*OBJECTIVE*: Below are some entries. Output each one exactly as it appears.
>>>
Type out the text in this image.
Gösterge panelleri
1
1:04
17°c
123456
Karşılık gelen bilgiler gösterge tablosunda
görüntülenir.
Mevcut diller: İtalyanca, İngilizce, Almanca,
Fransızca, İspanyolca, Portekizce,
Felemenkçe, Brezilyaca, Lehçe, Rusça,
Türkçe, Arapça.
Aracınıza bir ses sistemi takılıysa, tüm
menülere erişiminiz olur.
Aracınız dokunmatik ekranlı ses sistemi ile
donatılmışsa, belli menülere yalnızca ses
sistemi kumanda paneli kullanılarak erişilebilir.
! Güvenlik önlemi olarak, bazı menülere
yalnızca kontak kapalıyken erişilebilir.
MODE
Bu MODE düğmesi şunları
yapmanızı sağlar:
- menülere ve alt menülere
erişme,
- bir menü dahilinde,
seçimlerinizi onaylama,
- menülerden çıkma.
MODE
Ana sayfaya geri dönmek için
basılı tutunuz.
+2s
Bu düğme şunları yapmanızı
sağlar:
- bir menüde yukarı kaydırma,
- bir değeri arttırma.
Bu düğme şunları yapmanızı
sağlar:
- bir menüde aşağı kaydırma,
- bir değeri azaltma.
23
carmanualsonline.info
<<<
*OUTPUT BELOW*:
Type out the text in this image.
Gösterge panelleri
1
1:04
17°c
123456
Karşılık gelen bilgiler gösterge tablosunda
görüntülenir.
Mevcut diller: İtalyanca, İngilizce, Almanca,
Fransızca, İspanyolca, Portekizce,
Felemenkçe, Brezilyaca, Lehçe, Rusça,
Türkçe, Arapça.
Aracınıza bir ses sistemi takılıysa, tüm
menülere erişiminiz olur.
Aracınız dokunmatik ekranlı ses sistemi ile
donatılmışsa, belli menülere yalnızca ses
sistemi kumanda paneli kullanılarak erişilebilir.
! Güvenlik önlemi olarak, bazı menülere
yalnızca kontak kapalıyken erişilebilir.
MODE
Bu MODE düğmesi şunları
yapmanızı sağlar:
- menülere ve alt menülere
erişme,
- bir menü dahilinde,
seçimlerinizi onaylama,
- menülerden çıkma.
MODE
Ana sayfaya geri dönmek için
basılı tutunuz.
+2s
Bu düğme şunları yapmanızı
sağlar:
- bir menüde yukarı kaydırma,
- bir değeri arttırma.
Bu düğme şunları yapmanızı
sağlar:
- bir menüde aşağı kaydırma,
- bir değeri azaltma.
23
carmanualsonline.info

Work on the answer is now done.